--- Dataset ---
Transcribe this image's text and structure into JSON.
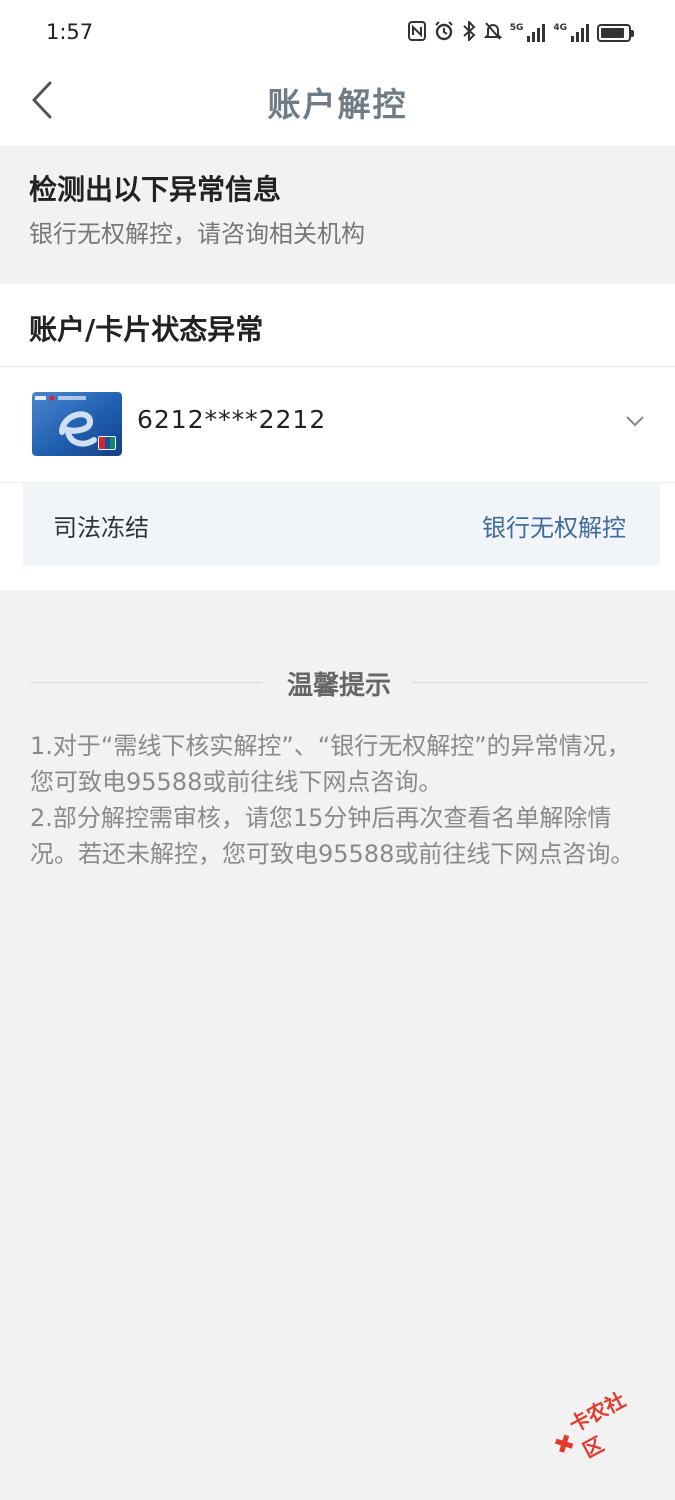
{
  "status_bar": {
    "time": "1:57",
    "icons": [
      "nfc-icon",
      "alarm-icon",
      "bluetooth-icon",
      "mute-icon",
      "signal-5g-icon",
      "signal-4g-icon",
      "battery-icon"
    ],
    "sig1_tag": "5G",
    "sig2_tag": "4G"
  },
  "navbar": {
    "title": "账户解控"
  },
  "anomaly": {
    "heading": "检测出以下异常信息",
    "subtext": "银行无权解控，请咨询相关机构"
  },
  "status_section": {
    "title": "账户/卡片状态异常",
    "card_number": "6212****2212",
    "freeze_label": "司法冻结",
    "freeze_value": "银行无权解控"
  },
  "tips": {
    "title": "温馨提示",
    "line1": "1.对于“需线下核实解控”、“银行无权解控”的异常情况，您可致电95588或前往线下网点咨询。",
    "line2": "2.部分解控需审核，请您15分钟后再次查看名单解除情况。若还未解控，您可致电95588或前往线下网点咨询。"
  },
  "watermark": {
    "text": "卡农社区"
  },
  "colors": {
    "accent": "#3f6c9a",
    "title": "#6f7c86",
    "background": "#f2f2f2"
  }
}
---
> [Task prompt]:
Collect the lines of the data that carry the word "title".

> [Finished exercise]:
    "title": "账户解控"
    "title": "账户/卡片状态异常",
    "title": "温馨提示",
    "title": "#6f7c86",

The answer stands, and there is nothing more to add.